* _Work to be completed_
Print the listing in its entirety and exactly, leaving out images.

Extracted data entries

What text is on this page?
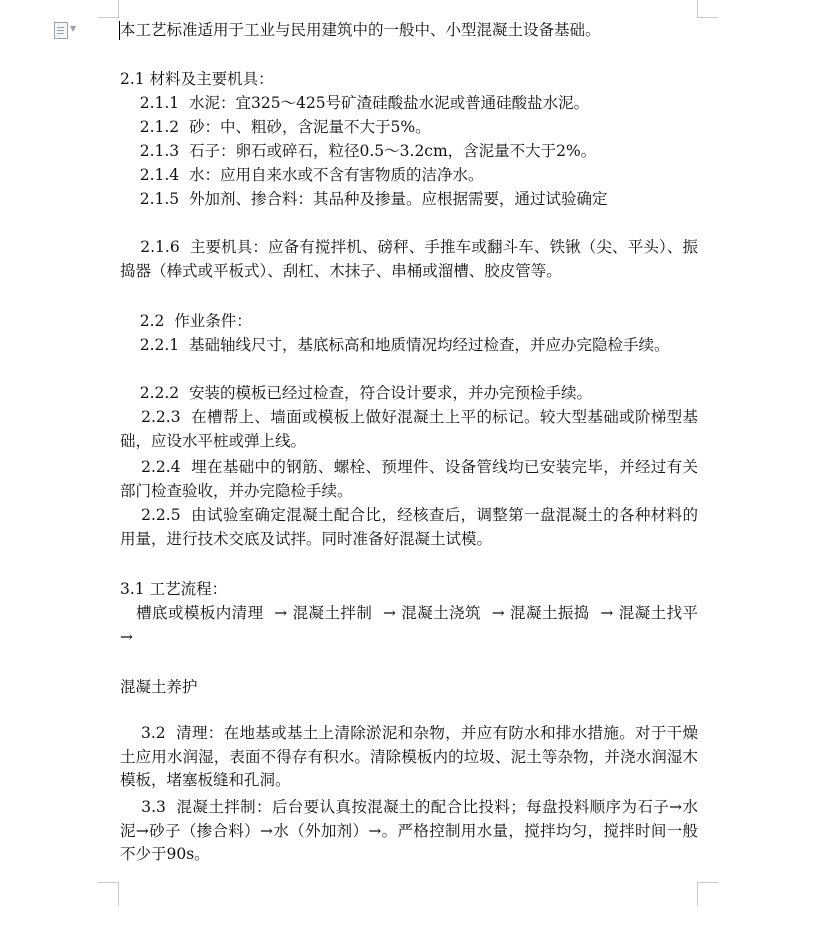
▼	本工艺标准适用于工业与民用建筑中的一般中、小型混凝土设备基础。

2.1 材料及主要机具：

2.1.1  水泥：宜325～425号矿渣硅酸盐水泥或普通硅酸盐水泥。

2.1.2  砂：中、粗砂，含泥量不大于5%。

2.1.3  石子：卵石或碎石，粒径0.5～3.2cm，含泥量不大于2%。

2.1.4  水：应用自来水或不含有害物质的洁净水。

2.1.5  外加剂、掺合料：其品种及掺量。应根据需要，通过试验确定

2.1.6  主要机具：应备有搅拌机、磅秤、手推车或翻斗车、铁锹（尖、平头）、振捣器（棒式或平板式）、刮杠、木抹子、串桶或溜槽、胶皮管等。

2.2  作业条件：

2.2.1  基础轴线尺寸，基底标高和地质情况均经过检查，并应办完隐检手续。

2.2.2  安装的模板已经过检查，符合设计要求，并办完预检手续。

2.2.3  在槽帮上、墙面或模板上做好混凝土上平的标记。较大型基础或阶梯型基础，应设水平桩或弹上线。

2.2.4  埋在基础中的钢筋、螺栓、预埋件、设备管线均已安装完毕，并经过有关部门检查验收，并办完隐检手续。

2.2.5  由试验室确定混凝土配合比，经核查后，调整第一盘混凝土的各种材料的用量，进行技术交底及试拌。同时准备好混凝土试模。

3.1 工艺流程：

槽底或模板内清理  → 混凝土拌制  → 混凝土浇筑  → 混凝土振捣  → 混凝土找平  →

混凝土养护

3.2  清理：在地基或基土上清除淤泥和杂物，并应有防水和排水措施。对于干燥土应用水润湿，表面不得存有积水。清除模板内的垃圾、泥土等杂物，并浇水润湿木模板，堵塞板缝和孔洞。

3.3  混凝土拌制：后台要认真按混凝土的配合比投料；每盘投料顺序为石子→水泥→砂子（掺合料）→水（外加剂）→。严格控制用水量，搅拌均匀，搅拌时间一般不少于90s。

* _Written answer_
What text is on this page?
▼	本工艺标准适用于工业与民用建筑中的一般中、小型混凝土设备基础。

2.1 材料及主要机具：

2.1.1  水泥：宜325～425号矿渣硅酸盐水泥或普通硅酸盐水泥。

2.1.2  砂：中、粗砂，含泥量不大于5%。

2.1.3  石子：卵石或碎石，粒径0.5～3.2cm，含泥量不大于2%。

2.1.4  水：应用自来水或不含有害物质的洁净水。

2.1.5  外加剂、掺合料：其品种及掺量。应根据需要，通过试验确定

2.1.6  主要机具：应备有搅拌机、磅秤、手推车或翻斗车、铁锹（尖、平头）、振捣器（棒式或平板式）、刮杠、木抹子、串桶或溜槽、胶皮管等。

2.2  作业条件：

2.2.1  基础轴线尺寸，基底标高和地质情况均经过检查，并应办完隐检手续。

2.2.2  安装的模板已经过检查，符合设计要求，并办完预检手续。

2.2.3  在槽帮上、墙面或模板上做好混凝土上平的标记。较大型基础或阶梯型基础，应设水平桩或弹上线。

2.2.4  埋在基础中的钢筋、螺栓、预埋件、设备管线均已安装完毕，并经过有关部门检查验收，并办完隐检手续。

2.2.5  由试验室确定混凝土配合比，经核查后，调整第一盘混凝土的各种材料的用量，进行技术交底及试拌。同时准备好混凝土试模。

3.1 工艺流程：

槽底或模板内清理  → 混凝土拌制  → 混凝土浇筑  → 混凝土振捣  → 混凝土找平  →

混凝土养护

3.2  清理：在地基或基土上清除淤泥和杂物，并应有防水和排水措施。对于干燥土应用水润湿，表面不得存有积水。清除模板内的垃圾、泥土等杂物，并浇水润湿木模板，堵塞板缝和孔洞。

3.3  混凝土拌制：后台要认真按混凝土的配合比投料；每盘投料顺序为石子→水泥→砂子（掺合料）→水（外加剂）→。严格控制用水量，搅拌均匀，搅拌时间一般不少于90s。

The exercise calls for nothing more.